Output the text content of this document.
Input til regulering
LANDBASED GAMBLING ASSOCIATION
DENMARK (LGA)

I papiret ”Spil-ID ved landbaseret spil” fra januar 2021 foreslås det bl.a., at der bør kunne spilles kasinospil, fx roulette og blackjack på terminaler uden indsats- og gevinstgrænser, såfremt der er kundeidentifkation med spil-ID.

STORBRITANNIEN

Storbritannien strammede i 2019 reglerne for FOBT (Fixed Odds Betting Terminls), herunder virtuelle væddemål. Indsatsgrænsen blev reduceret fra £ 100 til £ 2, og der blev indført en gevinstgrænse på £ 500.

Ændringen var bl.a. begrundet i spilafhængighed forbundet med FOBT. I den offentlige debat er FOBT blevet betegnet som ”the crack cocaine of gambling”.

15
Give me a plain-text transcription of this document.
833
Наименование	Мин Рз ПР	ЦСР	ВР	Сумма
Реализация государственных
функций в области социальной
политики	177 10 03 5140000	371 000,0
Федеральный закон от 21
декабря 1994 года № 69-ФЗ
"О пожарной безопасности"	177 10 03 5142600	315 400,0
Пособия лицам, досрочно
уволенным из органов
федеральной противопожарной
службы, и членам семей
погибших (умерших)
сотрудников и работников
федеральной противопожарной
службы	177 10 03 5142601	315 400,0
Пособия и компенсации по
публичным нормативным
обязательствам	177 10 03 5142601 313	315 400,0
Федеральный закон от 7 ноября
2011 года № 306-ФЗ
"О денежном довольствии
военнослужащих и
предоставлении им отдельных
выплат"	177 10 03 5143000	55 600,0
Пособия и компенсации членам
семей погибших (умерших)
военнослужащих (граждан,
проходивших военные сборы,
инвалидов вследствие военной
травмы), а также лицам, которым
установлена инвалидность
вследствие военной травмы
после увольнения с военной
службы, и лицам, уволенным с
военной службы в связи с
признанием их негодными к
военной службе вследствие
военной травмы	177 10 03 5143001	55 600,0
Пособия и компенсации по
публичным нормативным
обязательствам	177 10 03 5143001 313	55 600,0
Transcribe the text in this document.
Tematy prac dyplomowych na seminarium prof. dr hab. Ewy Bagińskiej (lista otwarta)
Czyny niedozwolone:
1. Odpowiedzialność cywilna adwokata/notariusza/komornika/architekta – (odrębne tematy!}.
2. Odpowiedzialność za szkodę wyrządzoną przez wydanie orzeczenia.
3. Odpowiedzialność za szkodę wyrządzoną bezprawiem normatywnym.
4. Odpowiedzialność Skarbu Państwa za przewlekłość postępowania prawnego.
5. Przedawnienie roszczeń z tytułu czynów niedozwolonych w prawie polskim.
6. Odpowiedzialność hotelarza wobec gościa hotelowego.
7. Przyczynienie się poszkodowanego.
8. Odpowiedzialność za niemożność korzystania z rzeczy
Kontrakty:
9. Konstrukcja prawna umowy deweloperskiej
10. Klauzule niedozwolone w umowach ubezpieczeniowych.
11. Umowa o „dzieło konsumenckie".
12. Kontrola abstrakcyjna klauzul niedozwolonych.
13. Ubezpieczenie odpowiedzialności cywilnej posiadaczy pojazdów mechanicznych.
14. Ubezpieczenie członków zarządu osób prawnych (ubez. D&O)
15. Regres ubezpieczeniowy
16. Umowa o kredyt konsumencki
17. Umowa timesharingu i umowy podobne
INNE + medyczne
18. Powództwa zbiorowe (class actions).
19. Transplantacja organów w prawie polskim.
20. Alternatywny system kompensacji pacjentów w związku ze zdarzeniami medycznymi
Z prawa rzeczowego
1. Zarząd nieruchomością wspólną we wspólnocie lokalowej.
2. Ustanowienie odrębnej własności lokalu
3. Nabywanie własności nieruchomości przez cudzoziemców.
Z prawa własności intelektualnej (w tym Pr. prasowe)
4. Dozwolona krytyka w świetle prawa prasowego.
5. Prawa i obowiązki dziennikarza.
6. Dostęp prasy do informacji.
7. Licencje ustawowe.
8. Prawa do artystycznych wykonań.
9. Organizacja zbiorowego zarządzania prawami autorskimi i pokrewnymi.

····················

▶ Problem to solve:
Read the data above. Pull out each line in which the string "document" appears.

▶ Answer:
Output the text content of this document.
Give me a plain-text transcription of this document.
Transcribe the text in this document.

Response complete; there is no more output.